What you will do:
For the material that follows, list every line containing the word "dash".

Data section:
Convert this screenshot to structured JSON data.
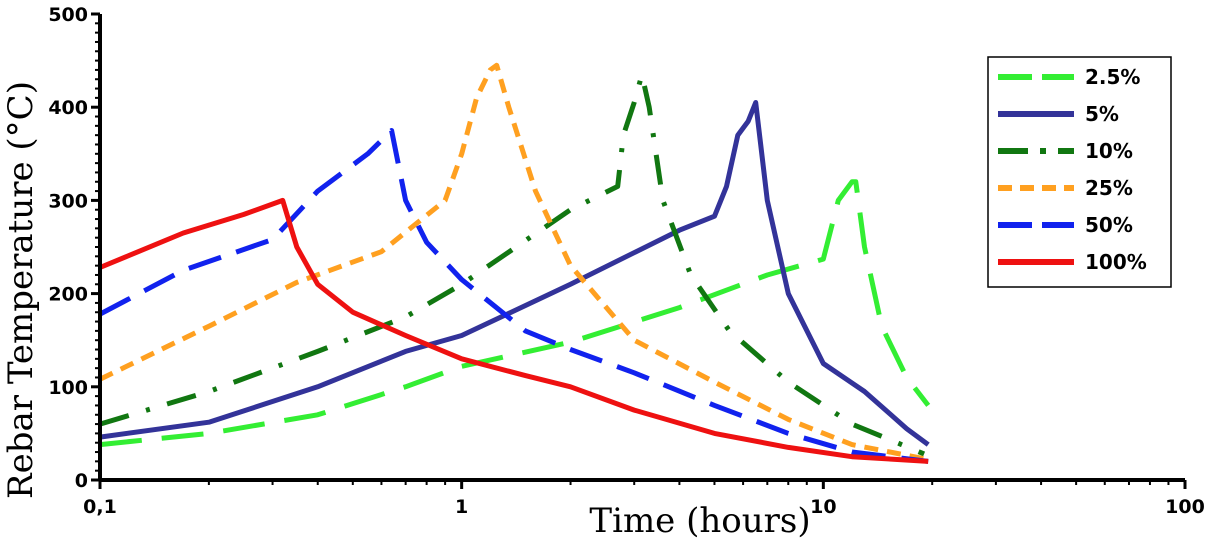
{
  "chart_data": {
    "type": "line",
    "xscale": "log",
    "xlim": [
      0.1,
      100
    ],
    "ylim": [
      0,
      500
    ],
    "xlabel": "Time (hours)",
    "ylabel": "Rebar Temperature (°C)",
    "xticks": [
      {
        "value": 0.1,
        "label": "0,1"
      },
      {
        "value": 1,
        "label": "1"
      },
      {
        "value": 10,
        "label": "10"
      },
      {
        "value": 100,
        "label": "100"
      }
    ],
    "yticks": [
      {
        "value": 0,
        "label": "0"
      },
      {
        "value": 100,
        "label": "100"
      },
      {
        "value": 200,
        "label": "200"
      },
      {
        "value": 300,
        "label": "300"
      },
      {
        "value": 400,
        "label": "400"
      },
      {
        "value": 500,
        "label": "500"
      }
    ],
    "grid": false,
    "legend_position": "top-right",
    "series": [
      {
        "name": "2.5%",
        "color": "#33ee33",
        "dash": "long-dash",
        "x": [
          0.1,
          0.2,
          0.4,
          0.7,
          1.0,
          2.0,
          4.0,
          7.0,
          10.0,
          11.0,
          12.0,
          12.3,
          13.0,
          14.5,
          17.0,
          19.5
        ],
        "y": [
          38,
          50,
          70,
          100,
          122,
          148,
          185,
          220,
          237,
          300,
          320,
          320,
          250,
          165,
          110,
          80
        ]
      },
      {
        "name": "5%",
        "color": "#333399",
        "dash": "solid",
        "x": [
          0.1,
          0.2,
          0.4,
          0.7,
          1.0,
          2.0,
          4.0,
          5.0,
          5.4,
          5.8,
          6.2,
          6.5,
          7.0,
          8.0,
          10.0,
          13.0,
          17.0,
          19.5
        ],
        "y": [
          46,
          62,
          100,
          138,
          155,
          210,
          268,
          283,
          315,
          370,
          385,
          405,
          300,
          200,
          125,
          95,
          55,
          38
        ]
      },
      {
        "name": "10%",
        "color": "#117711",
        "dash": "dash-dot",
        "x": [
          0.1,
          0.2,
          0.4,
          0.7,
          1.0,
          2.0,
          2.7,
          2.8,
          3.0,
          3.15,
          3.3,
          3.6,
          4.3,
          5.5,
          8.0,
          12.0,
          19.0
        ],
        "y": [
          60,
          95,
          138,
          175,
          210,
          290,
          315,
          370,
          405,
          435,
          400,
          300,
          220,
          160,
          105,
          60,
          28
        ]
      },
      {
        "name": "25%",
        "color": "#ffa020",
        "dash": "short-dash",
        "x": [
          0.1,
          0.2,
          0.35,
          0.6,
          0.9,
          1.0,
          1.1,
          1.2,
          1.25,
          1.35,
          1.6,
          2.0,
          3.0,
          5.0,
          8.0,
          12.0,
          19.5
        ],
        "y": [
          108,
          165,
          212,
          245,
          300,
          350,
          410,
          440,
          445,
          400,
          310,
          230,
          150,
          105,
          65,
          38,
          22
        ]
      },
      {
        "name": "50%",
        "color": "#1122ee",
        "dash": "dash",
        "x": [
          0.1,
          0.17,
          0.3,
          0.4,
          0.55,
          0.64,
          0.7,
          0.8,
          1.0,
          1.5,
          2.0,
          3.0,
          5.0,
          8.0,
          12.0,
          19.5
        ],
        "y": [
          178,
          225,
          258,
          310,
          350,
          375,
          300,
          255,
          215,
          160,
          140,
          115,
          80,
          50,
          30,
          20
        ]
      },
      {
        "name": "100%",
        "color": "#ee1111",
        "dash": "solid",
        "x": [
          0.1,
          0.17,
          0.25,
          0.32,
          0.35,
          0.4,
          0.5,
          0.7,
          1.0,
          1.5,
          2.0,
          3.0,
          5.0,
          8.0,
          12.0,
          19.5
        ],
        "y": [
          228,
          265,
          285,
          300,
          250,
          210,
          180,
          155,
          130,
          112,
          100,
          75,
          50,
          35,
          25,
          20
        ]
      }
    ]
  }
}
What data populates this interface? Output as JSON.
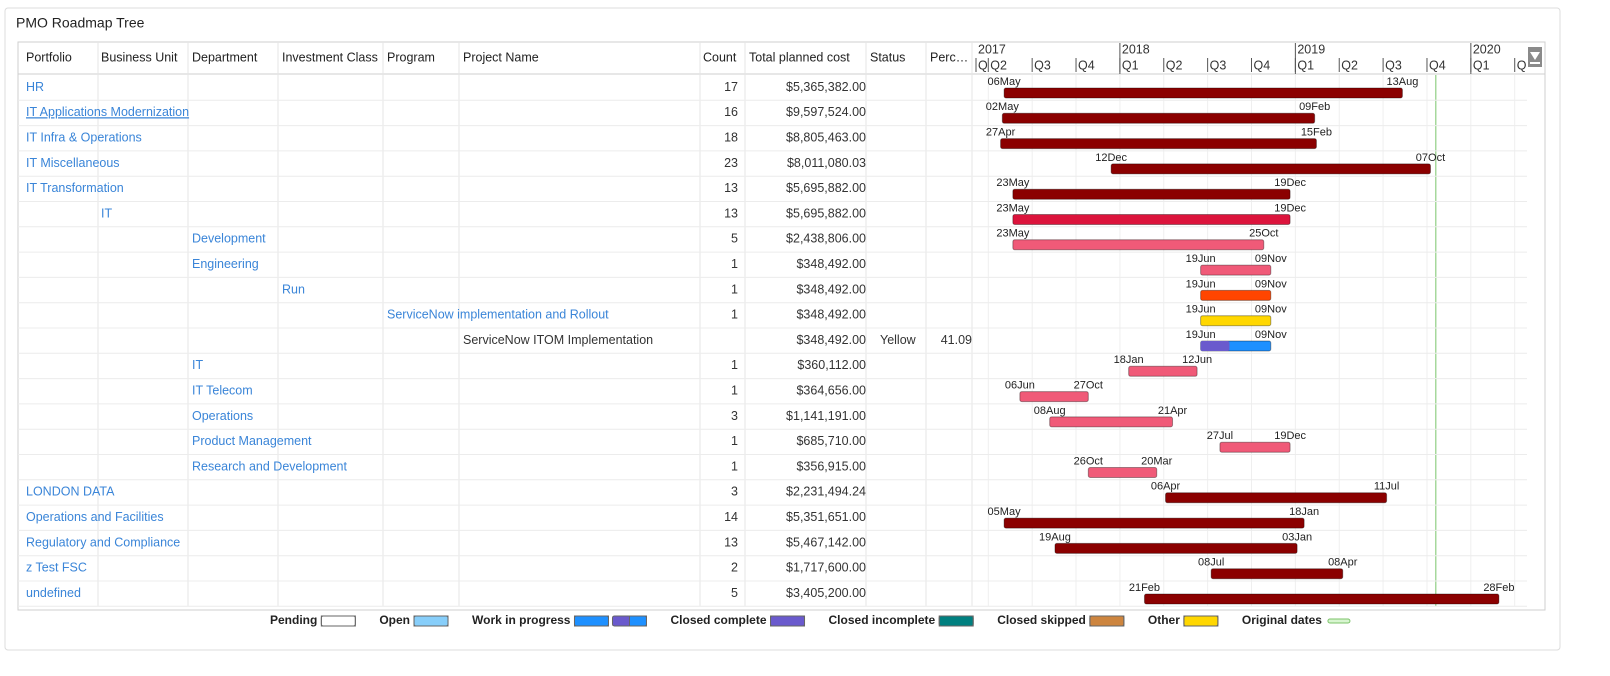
{
  "title": "PMO Roadmap Tree",
  "columns": [
    "Portfolio",
    "Business Unit",
    "Department",
    "Investment Class",
    "Program",
    "Project Name",
    "Count",
    "Total planned cost",
    "Status",
    "Perc…"
  ],
  "timeline": {
    "xlim": [
      2017.18,
      2020.32
    ],
    "years": [
      2017,
      2018,
      2019,
      2020
    ],
    "quarters": [
      {
        "value": 2017.0,
        "label": "Q"
      },
      {
        "value": 2017.25,
        "label": "Q2"
      },
      {
        "value": 2017.5,
        "label": "Q3"
      },
      {
        "value": 2017.75,
        "label": "Q4"
      },
      {
        "value": 2018.0,
        "label": "Q1"
      },
      {
        "value": 2018.25,
        "label": "Q2"
      },
      {
        "value": 2018.5,
        "label": "Q3"
      },
      {
        "value": 2018.75,
        "label": "Q4"
      },
      {
        "value": 2019.0,
        "label": "Q1"
      },
      {
        "value": 2019.25,
        "label": "Q2"
      },
      {
        "value": 2019.5,
        "label": "Q3"
      },
      {
        "value": 2019.75,
        "label": "Q4"
      },
      {
        "value": 2020.0,
        "label": "Q1"
      },
      {
        "value": 2020.25,
        "label": "Q"
      }
    ],
    "marker": {
      "value": 2019.8,
      "color": "#a6d89c"
    }
  },
  "rows": [
    {
      "level": 0,
      "label": "HR",
      "link": true,
      "count": 17,
      "cost": "$5,365,382.00",
      "bar": {
        "start": 2017.34,
        "end": 2019.61,
        "start_label": "06May",
        "end_label": "13Aug",
        "color": "#8b0000"
      }
    },
    {
      "level": 0,
      "label": "IT Applications Modernization",
      "link": true,
      "underlined": true,
      "count": 16,
      "cost": "$9,597,524.00",
      "bar": {
        "start": 2017.33,
        "end": 2019.11,
        "start_label": "02May",
        "end_label": "09Feb",
        "color": "#8b0000"
      }
    },
    {
      "level": 0,
      "label": "IT Infra & Operations",
      "link": true,
      "count": 18,
      "cost": "$8,805,463.00",
      "bar": {
        "start": 2017.32,
        "end": 2019.12,
        "start_label": "27Apr",
        "end_label": "15Feb",
        "color": "#8b0000"
      }
    },
    {
      "level": 0,
      "label": "IT Miscellaneous",
      "link": true,
      "count": 23,
      "cost": "$8,011,080.03",
      "bar": {
        "start": 2017.95,
        "end": 2019.77,
        "start_label": "12Dec",
        "end_label": "07Oct",
        "color": "#8b0000"
      }
    },
    {
      "level": 0,
      "label": "IT Transformation",
      "link": true,
      "count": 13,
      "cost": "$5,695,882.00",
      "bar": {
        "start": 2017.39,
        "end": 2018.97,
        "start_label": "23May",
        "end_label": "19Dec",
        "color": "#8b0000"
      }
    },
    {
      "level": 1,
      "label": "IT",
      "link": true,
      "count": 13,
      "cost": "$5,695,882.00",
      "bar": {
        "start": 2017.39,
        "end": 2018.97,
        "start_label": "23May",
        "end_label": "19Dec",
        "color": "#dc143c"
      }
    },
    {
      "level": 2,
      "label": "Development",
      "link": true,
      "count": 5,
      "cost": "$2,438,806.00",
      "bar": {
        "start": 2017.39,
        "end": 2018.82,
        "start_label": "23May",
        "end_label": "25Oct",
        "color": "#f05a78"
      }
    },
    {
      "level": 2,
      "label": "Engineering",
      "link": true,
      "count": 1,
      "cost": "$348,492.00",
      "bar": {
        "start": 2018.46,
        "end": 2018.86,
        "start_label": "19Jun",
        "end_label": "09Nov",
        "color": "#f05a78"
      }
    },
    {
      "level": 3,
      "label": "Run",
      "link": true,
      "count": 1,
      "cost": "$348,492.00",
      "bar": {
        "start": 2018.46,
        "end": 2018.86,
        "start_label": "19Jun",
        "end_label": "09Nov",
        "color": "#ff4500"
      }
    },
    {
      "level": 4,
      "label": "ServiceNow implementation and Rollout",
      "link": true,
      "count": 1,
      "cost": "$348,492.00",
      "bar": {
        "start": 2018.46,
        "end": 2018.86,
        "start_label": "19Jun",
        "end_label": "09Nov",
        "color": "#ffd700"
      }
    },
    {
      "level": 5,
      "label": "ServiceNow ITOM Implementation",
      "link": false,
      "cost": "$348,492.00",
      "status": "Yellow",
      "perc": 41.09,
      "bar": {
        "start": 2018.46,
        "end": 2018.86,
        "start_label": "19Jun",
        "end_label": "09Nov",
        "color": "#1e90ff",
        "progress_color": "#6a5acd"
      }
    },
    {
      "level": 2,
      "label": "IT",
      "link": true,
      "count": 1,
      "cost": "$360,112.00",
      "bar": {
        "start": 2018.05,
        "end": 2018.44,
        "start_label": "18Jan",
        "end_label": "12Jun",
        "color": "#f05a78"
      }
    },
    {
      "level": 2,
      "label": "IT Telecom",
      "link": true,
      "count": 1,
      "cost": "$364,656.00",
      "bar": {
        "start": 2017.43,
        "end": 2017.82,
        "start_label": "06Jun",
        "end_label": "27Oct",
        "color": "#f05a78"
      }
    },
    {
      "level": 2,
      "label": "Operations",
      "link": true,
      "count": 3,
      "cost": "$1,141,191.00",
      "bar": {
        "start": 2017.6,
        "end": 2018.3,
        "start_label": "08Aug",
        "end_label": "21Apr",
        "color": "#f05a78"
      }
    },
    {
      "level": 2,
      "label": "Product Management",
      "link": true,
      "count": 1,
      "cost": "$685,710.00",
      "bar": {
        "start": 2018.57,
        "end": 2018.97,
        "start_label": "27Jul",
        "end_label": "19Dec",
        "color": "#f05a78"
      }
    },
    {
      "level": 2,
      "label": "Research and Development",
      "link": true,
      "count": 1,
      "cost": "$356,915.00",
      "bar": {
        "start": 2017.82,
        "end": 2018.21,
        "start_label": "26Oct",
        "end_label": "20Mar",
        "color": "#f05a78"
      }
    },
    {
      "level": 0,
      "label": "LONDON DATA",
      "link": true,
      "count": 3,
      "cost": "$2,231,494.24",
      "bar": {
        "start": 2018.26,
        "end": 2019.52,
        "start_label": "06Apr",
        "end_label": "11Jul",
        "color": "#8b0000"
      }
    },
    {
      "level": 0,
      "label": "Operations and Facilities",
      "link": true,
      "count": 14,
      "cost": "$5,351,651.00",
      "bar": {
        "start": 2017.34,
        "end": 2019.05,
        "start_label": "05May",
        "end_label": "18Jan",
        "color": "#8b0000"
      }
    },
    {
      "level": 0,
      "label": "Regulatory and Compliance",
      "link": true,
      "count": 13,
      "cost": "$5,467,142.00",
      "bar": {
        "start": 2017.63,
        "end": 2019.01,
        "start_label": "19Aug",
        "end_label": "03Jan",
        "color": "#8b0000"
      }
    },
    {
      "level": 0,
      "label": "z Test FSC",
      "link": true,
      "count": 2,
      "cost": "$1,717,600.00",
      "bar": {
        "start": 2018.52,
        "end": 2019.27,
        "start_label": "08Jul",
        "end_label": "08Apr",
        "color": "#8b0000"
      }
    },
    {
      "level": 0,
      "label": "undefined",
      "link": true,
      "count": 5,
      "cost": "$3,405,200.00",
      "bar": {
        "start": 2018.14,
        "end": 2020.16,
        "start_label": "21Feb",
        "end_label": "28Feb",
        "color": "#8b0000"
      }
    }
  ],
  "legend": [
    {
      "name": "Pending",
      "colors": [
        [
          "#ffffff"
        ]
      ]
    },
    {
      "name": "Open",
      "colors": [
        [
          "#87cefa"
        ]
      ]
    },
    {
      "name": "Work in progress",
      "colors": [
        [
          "#1e90ff"
        ],
        [
          "#6a5acd",
          "#1e90ff"
        ]
      ]
    },
    {
      "name": "Closed complete",
      "colors": [
        [
          "#6a5acd"
        ]
      ]
    },
    {
      "name": "Closed incomplete",
      "colors": [
        [
          "#008080"
        ]
      ]
    },
    {
      "name": "Closed skipped",
      "colors": [
        [
          "#cd853f"
        ]
      ]
    },
    {
      "name": "Other",
      "colors": [
        [
          "#ffd700"
        ]
      ]
    },
    {
      "name": "Original dates",
      "colors": [
        [
          "#d8f5d0"
        ]
      ],
      "swatch": "line"
    }
  ]
}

Final result:
        "dash": "long-dash",
        "dash": "solid",
        "dash": "dash-dot",
        "dash": "short-dash",
        "dash": "dash",
        "dash": "solid",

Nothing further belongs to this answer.